* _EXCERPTED RECORDS_

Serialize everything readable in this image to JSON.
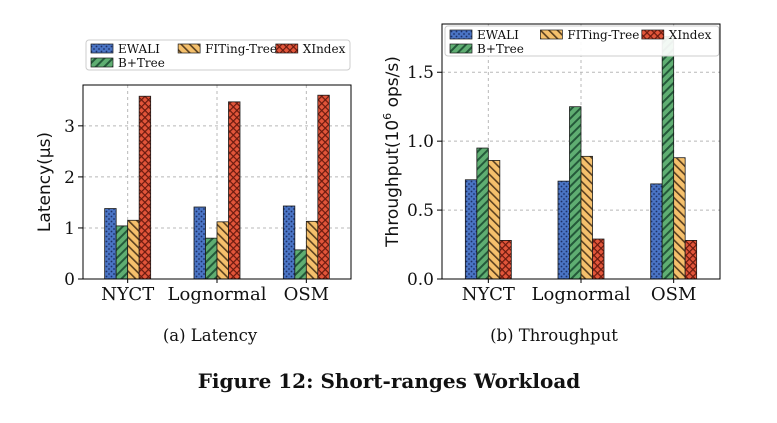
{
  "chart_data": [
    {
      "type": "bar",
      "subcaption": "(a)  Latency",
      "ylabel": "Latency(μs)",
      "categories": [
        "NYCT",
        "Lognormal",
        "OSM"
      ],
      "ylim": [
        0,
        3.8
      ],
      "yticks": [
        0,
        1,
        2,
        3
      ],
      "grid": true,
      "legend_position": "top",
      "series": [
        {
          "name": "EWALI",
          "values": [
            1.38,
            1.41,
            1.43
          ]
        },
        {
          "name": "B+Tree",
          "values": [
            1.04,
            0.8,
            0.57
          ]
        },
        {
          "name": "FITing-Tree",
          "values": [
            1.15,
            1.12,
            1.13
          ]
        },
        {
          "name": "XIndex",
          "values": [
            3.58,
            3.47,
            3.6
          ]
        }
      ]
    },
    {
      "type": "bar",
      "subcaption": "(b)  Throughput",
      "ylabel_main": "Throughput(10",
      "ylabel_sup": "6",
      "ylabel_tail": " ops/s)",
      "categories": [
        "NYCT",
        "Lognormal",
        "OSM"
      ],
      "ylim": [
        0,
        1.85
      ],
      "yticks": [
        0.0,
        0.5,
        1.0,
        1.5
      ],
      "ytick_labels": [
        "0.0",
        "0.5",
        "1.0",
        "1.5"
      ],
      "grid": true,
      "legend_position": "top",
      "series": [
        {
          "name": "EWALI",
          "values": [
            0.72,
            0.71,
            0.69
          ]
        },
        {
          "name": "B+Tree",
          "values": [
            0.95,
            1.25,
            1.76
          ]
        },
        {
          "name": "FITing-Tree",
          "values": [
            0.86,
            0.89,
            0.88
          ]
        },
        {
          "name": "XIndex",
          "values": [
            0.28,
            0.29,
            0.28
          ]
        }
      ]
    }
  ],
  "figure_caption": "Figure 12: Short-ranges Workload",
  "colors": {
    "EWALI": "#4a74c4",
    "B+Tree": "#5fae72",
    "FITing-Tree": "#f5c06c",
    "XIndex": "#e2553a"
  }
}
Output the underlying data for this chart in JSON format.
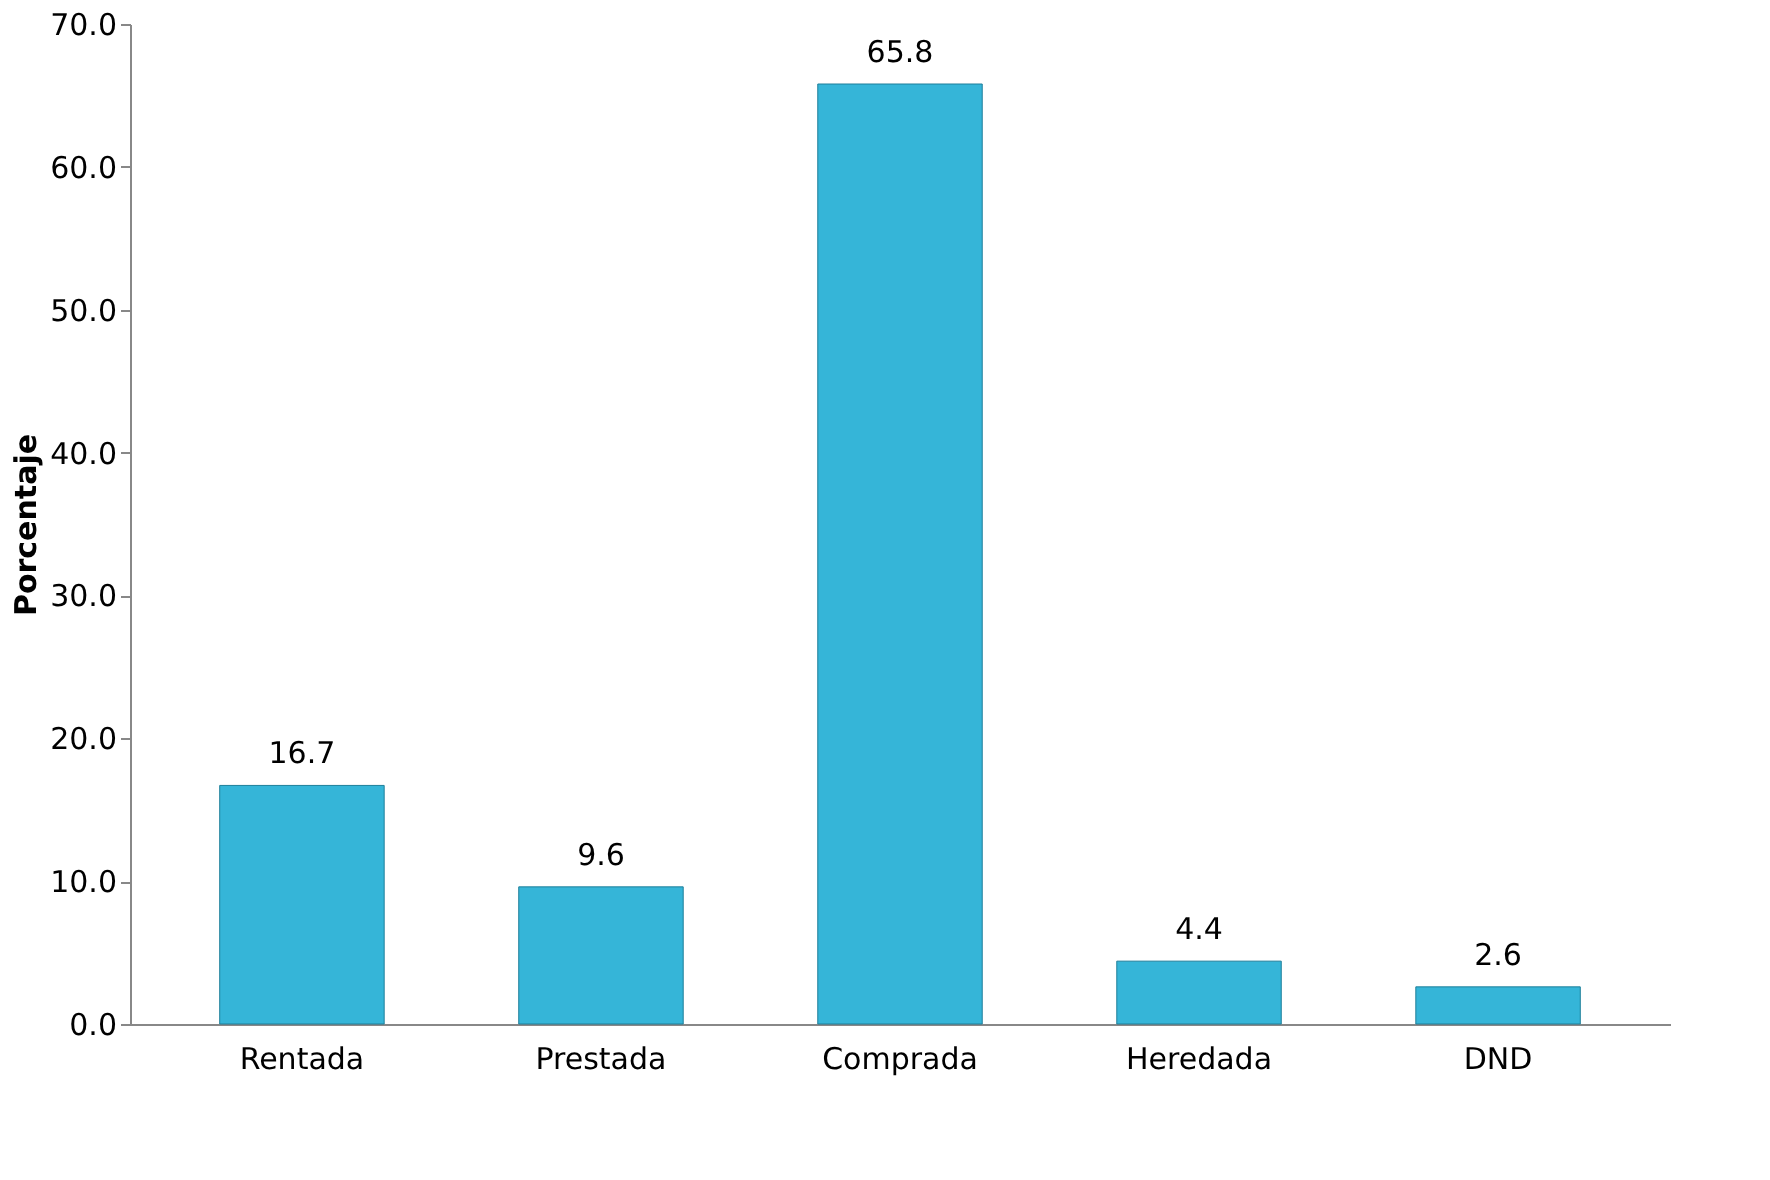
{
  "chart_data": {
    "type": "bar",
    "ylabel": "Porcentaje",
    "categories": [
      "Rentada",
      "Prestada",
      "Comprada",
      "Heredada",
      "DND"
    ],
    "values": [
      16.7,
      9.6,
      65.8,
      4.4,
      2.6
    ],
    "color": "#35b5d8",
    "ylim": [
      0,
      70
    ],
    "yticks": [
      {
        "value": 0,
        "label": "0.0"
      },
      {
        "value": 10,
        "label": "10.0"
      },
      {
        "value": 20,
        "label": "20.0"
      },
      {
        "value": 30,
        "label": "30.0"
      },
      {
        "value": 40,
        "label": "40.0"
      },
      {
        "value": 50,
        "label": "50.0"
      },
      {
        "value": 60,
        "label": "60.0"
      },
      {
        "value": 70,
        "label": "70.0"
      }
    ],
    "data_labels": true,
    "grid": false
  }
}
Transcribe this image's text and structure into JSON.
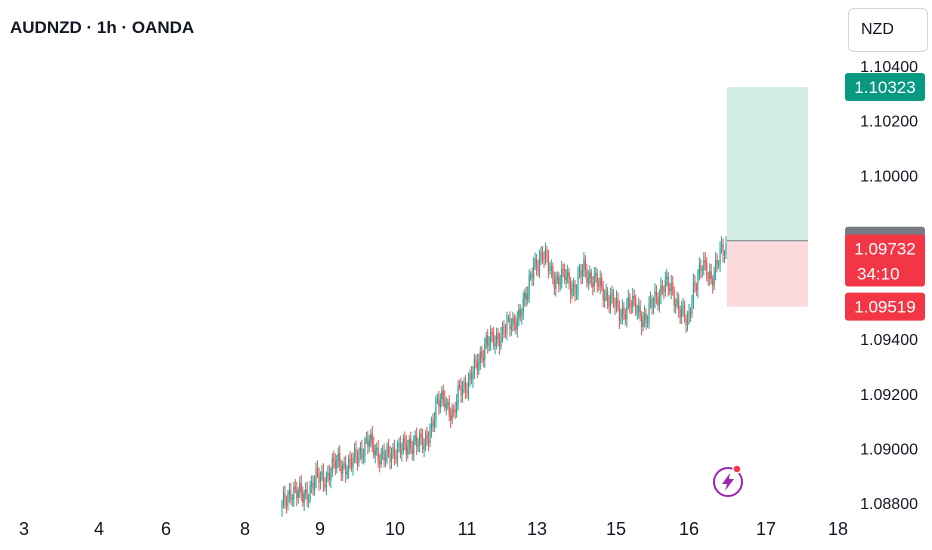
{
  "header": {
    "title": "AUDNZD · 1h · OANDA",
    "currency": "NZD"
  },
  "chart_data": {
    "type": "candlestick",
    "symbol": "AUDNZD",
    "interval": "1h",
    "ylim": [
      1.0875,
      1.1045
    ],
    "y_ticks": [
      "1.10400",
      "1.10200",
      "1.10000",
      "1.09400",
      "1.09200",
      "1.09000",
      "1.08800"
    ],
    "x_ticks": [
      "3",
      "4",
      "6",
      "8",
      "9",
      "10",
      "11",
      "13",
      "15",
      "16",
      "17",
      "18"
    ],
    "price_path": [
      [
        0,
        1.0878
      ],
      [
        6,
        1.0885
      ],
      [
        14,
        1.0882
      ],
      [
        22,
        1.0888
      ],
      [
        30,
        1.089
      ],
      [
        38,
        1.0895
      ],
      [
        46,
        1.0893
      ],
      [
        52,
        1.0899
      ],
      [
        58,
        1.0902
      ],
      [
        66,
        1.0898
      ],
      [
        72,
        1.0896
      ],
      [
        78,
        1.0901
      ],
      [
        84,
        1.0899
      ],
      [
        90,
        1.0904
      ],
      [
        96,
        1.09
      ],
      [
        104,
        1.0915
      ],
      [
        110,
        1.0918
      ],
      [
        116,
        1.0912
      ],
      [
        120,
        1.0921
      ],
      [
        126,
        1.0925
      ],
      [
        132,
        1.093
      ],
      [
        138,
        1.094
      ],
      [
        144,
        1.0938
      ],
      [
        150,
        1.0945
      ],
      [
        156,
        1.0944
      ],
      [
        160,
        1.095
      ],
      [
        166,
        1.0956
      ],
      [
        170,
        1.0968
      ],
      [
        176,
        1.097
      ],
      [
        180,
        1.0967
      ],
      [
        186,
        1.0961
      ],
      [
        192,
        1.0963
      ],
      [
        198,
        1.0958
      ],
      [
        204,
        1.0966
      ],
      [
        210,
        1.0962
      ],
      [
        216,
        1.0958
      ],
      [
        222,
        1.0955
      ],
      [
        228,
        1.0949
      ],
      [
        234,
        1.0953
      ],
      [
        240,
        1.0951
      ],
      [
        246,
        1.0947
      ],
      [
        252,
        1.0955
      ],
      [
        258,
        1.096
      ],
      [
        264,
        1.0957
      ],
      [
        270,
        1.095
      ],
      [
        274,
        1.0944
      ],
      [
        278,
        1.096
      ],
      [
        284,
        1.0966
      ],
      [
        290,
        1.0963
      ],
      [
        296,
        1.097
      ],
      [
        300,
        1.0973
      ]
    ],
    "position": {
      "type": "long",
      "entry": 1.0976,
      "target": 1.10323,
      "stop": 1.09519,
      "current": 1.09732,
      "countdown": "34:10"
    },
    "colors": {
      "up": "#26a69a",
      "down": "#ef5350",
      "target_zone": "#d5ede7",
      "stop_zone": "#fbd9dc",
      "entry_tag": "#787b86",
      "target_tag": "#089981",
      "stop_tag": "#f23645"
    }
  }
}
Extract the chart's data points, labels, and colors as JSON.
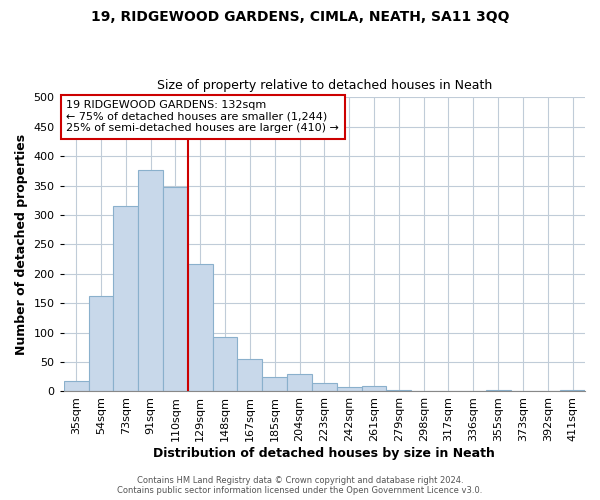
{
  "title": "19, RIDGEWOOD GARDENS, CIMLA, NEATH, SA11 3QQ",
  "subtitle": "Size of property relative to detached houses in Neath",
  "xlabel": "Distribution of detached houses by size in Neath",
  "ylabel": "Number of detached properties",
  "bar_labels": [
    "35sqm",
    "54sqm",
    "73sqm",
    "91sqm",
    "110sqm",
    "129sqm",
    "148sqm",
    "167sqm",
    "185sqm",
    "204sqm",
    "223sqm",
    "242sqm",
    "261sqm",
    "279sqm",
    "298sqm",
    "317sqm",
    "336sqm",
    "355sqm",
    "373sqm",
    "392sqm",
    "411sqm"
  ],
  "bar_values": [
    18,
    163,
    315,
    377,
    347,
    217,
    93,
    56,
    25,
    30,
    15,
    8,
    10,
    3,
    1,
    0,
    0,
    2,
    0,
    0,
    3
  ],
  "bar_color": "#c8d8ea",
  "bar_edge_color": "#8ab0cc",
  "vline_x": 5.0,
  "vline_color": "#cc0000",
  "annotation_title": "19 RIDGEWOOD GARDENS: 132sqm",
  "annotation_line1": "← 75% of detached houses are smaller (1,244)",
  "annotation_line2": "25% of semi-detached houses are larger (410) →",
  "annotation_box_color": "#ffffff",
  "annotation_box_edge": "#cc0000",
  "ylim": [
    0,
    500
  ],
  "yticks": [
    0,
    50,
    100,
    150,
    200,
    250,
    300,
    350,
    400,
    450,
    500
  ],
  "footer1": "Contains HM Land Registry data © Crown copyright and database right 2024.",
  "footer2": "Contains public sector information licensed under the Open Government Licence v3.0.",
  "background_color": "#ffffff",
  "grid_color": "#c0ccd8"
}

* _TASK STATEMENT_
Transcribe the preceding listing in its entirety and with exact wording, leaving out pictures.

* _THE RESULT_
Serialize everything readable in this image to JSON.
{
  "chart_data": [
    {
      "type": "bar",
      "subcaption": "(a)  Latency",
      "ylabel": "Latency(μs)",
      "categories": [
        "NYCT",
        "Lognormal",
        "OSM"
      ],
      "ylim": [
        0,
        3.8
      ],
      "yticks": [
        0,
        1,
        2,
        3
      ],
      "grid": true,
      "legend_position": "top",
      "series": [
        {
          "name": "EWALI",
          "values": [
            1.38,
            1.41,
            1.43
          ]
        },
        {
          "name": "B+Tree",
          "values": [
            1.04,
            0.8,
            0.57
          ]
        },
        {
          "name": "FITing-Tree",
          "values": [
            1.15,
            1.12,
            1.13
          ]
        },
        {
          "name": "XIndex",
          "values": [
            3.58,
            3.47,
            3.6
          ]
        }
      ]
    },
    {
      "type": "bar",
      "subcaption": "(b)  Throughput",
      "ylabel_main": "Throughput(10",
      "ylabel_sup": "6",
      "ylabel_tail": " ops/s)",
      "categories": [
        "NYCT",
        "Lognormal",
        "OSM"
      ],
      "ylim": [
        0,
        1.85
      ],
      "yticks": [
        0.0,
        0.5,
        1.0,
        1.5
      ],
      "ytick_labels": [
        "0.0",
        "0.5",
        "1.0",
        "1.5"
      ],
      "grid": true,
      "legend_position": "top",
      "series": [
        {
          "name": "EWALI",
          "values": [
            0.72,
            0.71,
            0.69
          ]
        },
        {
          "name": "B+Tree",
          "values": [
            0.95,
            1.25,
            1.76
          ]
        },
        {
          "name": "FITing-Tree",
          "values": [
            0.86,
            0.89,
            0.88
          ]
        },
        {
          "name": "XIndex",
          "values": [
            0.28,
            0.29,
            0.28
          ]
        }
      ]
    }
  ],
  "figure_caption": "Figure 12: Short-ranges Workload",
  "colors": {
    "EWALI": "#4a74c4",
    "B+Tree": "#5fae72",
    "FITing-Tree": "#f5c06c",
    "XIndex": "#e2553a"
  }
}
Output the underlying data for this chart in JSON format.
{
  "chart_data": {
    "type": "bar",
    "ylabel": "Porcentaje",
    "categories": [
      "Rentada",
      "Prestada",
      "Comprada",
      "Heredada",
      "DND"
    ],
    "values": [
      16.7,
      9.6,
      65.8,
      4.4,
      2.6
    ],
    "color": "#35b5d8",
    "ylim": [
      0,
      70
    ],
    "yticks": [
      {
        "value": 0,
        "label": "0.0"
      },
      {
        "value": 10,
        "label": "10.0"
      },
      {
        "value": 20,
        "label": "20.0"
      },
      {
        "value": 30,
        "label": "30.0"
      },
      {
        "value": 40,
        "label": "40.0"
      },
      {
        "value": 50,
        "label": "50.0"
      },
      {
        "value": 60,
        "label": "60.0"
      },
      {
        "value": 70,
        "label": "70.0"
      }
    ],
    "data_labels": true,
    "grid": false
  }
}
Transcribe this image's text and structure into JSON.
{
  "header": {
    "title": "AUDNZD · 1h · OANDA",
    "currency": "NZD"
  },
  "chart_data": {
    "type": "candlestick",
    "symbol": "AUDNZD",
    "interval": "1h",
    "ylim": [
      1.0875,
      1.1045
    ],
    "y_ticks": [
      "1.10400",
      "1.10200",
      "1.10000",
      "1.09400",
      "1.09200",
      "1.09000",
      "1.08800"
    ],
    "x_ticks": [
      "3",
      "4",
      "6",
      "8",
      "9",
      "10",
      "11",
      "13",
      "15",
      "16",
      "17",
      "18"
    ],
    "price_path": [
      [
        0,
        1.0878
      ],
      [
        6,
        1.0885
      ],
      [
        14,
        1.0882
      ],
      [
        22,
        1.0888
      ],
      [
        30,
        1.089
      ],
      [
        38,
        1.0895
      ],
      [
        46,
        1.0893
      ],
      [
        52,
        1.0899
      ],
      [
        58,
        1.0902
      ],
      [
        66,
        1.0898
      ],
      [
        72,
        1.0896
      ],
      [
        78,
        1.0901
      ],
      [
        84,
        1.0899
      ],
      [
        90,
        1.0904
      ],
      [
        96,
        1.09
      ],
      [
        104,
        1.0915
      ],
      [
        110,
        1.0918
      ],
      [
        116,
        1.0912
      ],
      [
        120,
        1.0921
      ],
      [
        126,
        1.0925
      ],
      [
        132,
        1.093
      ],
      [
        138,
        1.094
      ],
      [
        144,
        1.0938
      ],
      [
        150,
        1.0945
      ],
      [
        156,
        1.0944
      ],
      [
        160,
        1.095
      ],
      [
        166,
        1.0956
      ],
      [
        170,
        1.0968
      ],
      [
        176,
        1.097
      ],
      [
        180,
        1.0967
      ],
      [
        186,
        1.0961
      ],
      [
        192,
        1.0963
      ],
      [
        198,
        1.0958
      ],
      [
        204,
        1.0966
      ],
      [
        210,
        1.0962
      ],
      [
        216,
        1.0958
      ],
      [
        222,
        1.0955
      ],
      [
        228,
        1.0949
      ],
      [
        234,
        1.0953
      ],
      [
        240,
        1.0951
      ],
      [
        246,
        1.0947
      ],
      [
        252,
        1.0955
      ],
      [
        258,
        1.096
      ],
      [
        264,
        1.0957
      ],
      [
        270,
        1.095
      ],
      [
        274,
        1.0944
      ],
      [
        278,
        1.096
      ],
      [
        284,
        1.0966
      ],
      [
        290,
        1.0963
      ],
      [
        296,
        1.097
      ],
      [
        300,
        1.0973
      ]
    ],
    "position": {
      "type": "long",
      "entry": 1.0976,
      "target": 1.10323,
      "stop": 1.09519,
      "current": 1.09732,
      "countdown": "34:10"
    },
    "colors": {
      "up": "#26a69a",
      "down": "#ef5350",
      "target_zone": "#d5ede7",
      "stop_zone": "#fbd9dc",
      "entry_tag": "#787b86",
      "target_tag": "#089981",
      "stop_tag": "#f23645"
    }
  }
}
Extract the chart's data points, labels, and colors as JSON.
{
  "title": "19, RIDGEWOOD GARDENS, CIMLA, NEATH, SA11 3QQ",
  "subtitle": "Size of property relative to detached houses in Neath",
  "xlabel": "Distribution of detached houses by size in Neath",
  "ylabel": "Number of detached properties",
  "bar_labels": [
    "35sqm",
    "54sqm",
    "73sqm",
    "91sqm",
    "110sqm",
    "129sqm",
    "148sqm",
    "167sqm",
    "185sqm",
    "204sqm",
    "223sqm",
    "242sqm",
    "261sqm",
    "279sqm",
    "298sqm",
    "317sqm",
    "336sqm",
    "355sqm",
    "373sqm",
    "392sqm",
    "411sqm"
  ],
  "bar_values": [
    18,
    163,
    315,
    377,
    347,
    217,
    93,
    56,
    25,
    30,
    15,
    8,
    10,
    3,
    1,
    0,
    0,
    2,
    0,
    0,
    3
  ],
  "bar_color": "#c8d8ea",
  "bar_edge_color": "#8ab0cc",
  "vline_x": 5.0,
  "vline_color": "#cc0000",
  "annotation_title": "19 RIDGEWOOD GARDENS: 132sqm",
  "annotation_line1": "← 75% of detached houses are smaller (1,244)",
  "annotation_line2": "25% of semi-detached houses are larger (410) →",
  "annotation_box_color": "#ffffff",
  "annotation_box_edge": "#cc0000",
  "ylim": [
    0,
    500
  ],
  "yticks": [
    0,
    50,
    100,
    150,
    200,
    250,
    300,
    350,
    400,
    450,
    500
  ],
  "footer1": "Contains HM Land Registry data © Crown copyright and database right 2024.",
  "footer2": "Contains public sector information licensed under the Open Government Licence v3.0.",
  "background_color": "#ffffff",
  "grid_color": "#c0ccd8"
}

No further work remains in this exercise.